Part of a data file
— start —

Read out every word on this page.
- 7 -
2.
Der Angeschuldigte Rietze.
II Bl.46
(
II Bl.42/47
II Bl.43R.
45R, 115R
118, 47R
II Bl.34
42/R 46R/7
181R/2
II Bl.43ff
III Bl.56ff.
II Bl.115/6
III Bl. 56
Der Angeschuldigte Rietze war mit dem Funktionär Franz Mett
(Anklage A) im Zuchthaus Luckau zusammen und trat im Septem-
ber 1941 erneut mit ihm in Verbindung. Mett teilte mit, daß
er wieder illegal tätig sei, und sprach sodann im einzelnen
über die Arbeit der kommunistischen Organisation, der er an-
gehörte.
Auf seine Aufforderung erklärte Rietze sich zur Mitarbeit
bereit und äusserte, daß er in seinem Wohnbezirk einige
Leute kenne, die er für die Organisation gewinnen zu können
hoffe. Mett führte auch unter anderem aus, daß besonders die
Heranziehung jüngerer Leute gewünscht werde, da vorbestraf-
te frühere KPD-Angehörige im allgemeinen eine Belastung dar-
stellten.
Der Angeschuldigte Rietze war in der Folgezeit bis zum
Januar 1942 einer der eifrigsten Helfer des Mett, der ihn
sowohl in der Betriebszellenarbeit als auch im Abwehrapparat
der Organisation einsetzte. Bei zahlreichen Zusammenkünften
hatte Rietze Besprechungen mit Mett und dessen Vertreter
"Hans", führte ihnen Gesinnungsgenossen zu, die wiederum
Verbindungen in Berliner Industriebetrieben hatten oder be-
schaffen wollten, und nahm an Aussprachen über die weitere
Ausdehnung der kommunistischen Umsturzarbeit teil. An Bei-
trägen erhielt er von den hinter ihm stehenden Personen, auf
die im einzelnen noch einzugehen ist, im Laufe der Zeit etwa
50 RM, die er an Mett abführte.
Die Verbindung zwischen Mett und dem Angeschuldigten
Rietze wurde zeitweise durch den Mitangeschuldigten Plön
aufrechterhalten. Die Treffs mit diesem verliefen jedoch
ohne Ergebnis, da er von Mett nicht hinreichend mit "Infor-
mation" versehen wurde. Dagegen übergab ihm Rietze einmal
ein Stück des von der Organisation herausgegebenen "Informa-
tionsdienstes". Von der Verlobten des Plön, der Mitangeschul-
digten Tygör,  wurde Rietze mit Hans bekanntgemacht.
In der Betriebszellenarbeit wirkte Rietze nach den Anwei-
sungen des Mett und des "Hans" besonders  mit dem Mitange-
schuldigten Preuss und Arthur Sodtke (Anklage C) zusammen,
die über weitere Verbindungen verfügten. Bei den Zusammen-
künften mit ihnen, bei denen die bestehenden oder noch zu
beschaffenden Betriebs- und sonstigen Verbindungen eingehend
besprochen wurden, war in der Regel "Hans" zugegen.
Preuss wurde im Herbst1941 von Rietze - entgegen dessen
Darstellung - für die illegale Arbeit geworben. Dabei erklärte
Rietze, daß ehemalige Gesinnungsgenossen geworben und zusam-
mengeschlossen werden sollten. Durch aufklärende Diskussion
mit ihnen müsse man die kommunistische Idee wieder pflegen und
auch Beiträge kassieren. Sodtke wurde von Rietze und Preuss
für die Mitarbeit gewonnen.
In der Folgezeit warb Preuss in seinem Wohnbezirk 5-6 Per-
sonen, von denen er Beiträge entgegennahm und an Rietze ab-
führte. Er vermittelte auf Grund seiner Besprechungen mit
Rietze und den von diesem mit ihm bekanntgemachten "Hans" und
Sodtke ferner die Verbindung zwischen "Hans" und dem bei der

— end —

Find the word "dessen" in the records and pull out each line that has it.

hatte Rietze Besprechungen mit Mett und dessen Vertreter
Preuss wurde im Herbst1941 von Rietze - entgegen dessen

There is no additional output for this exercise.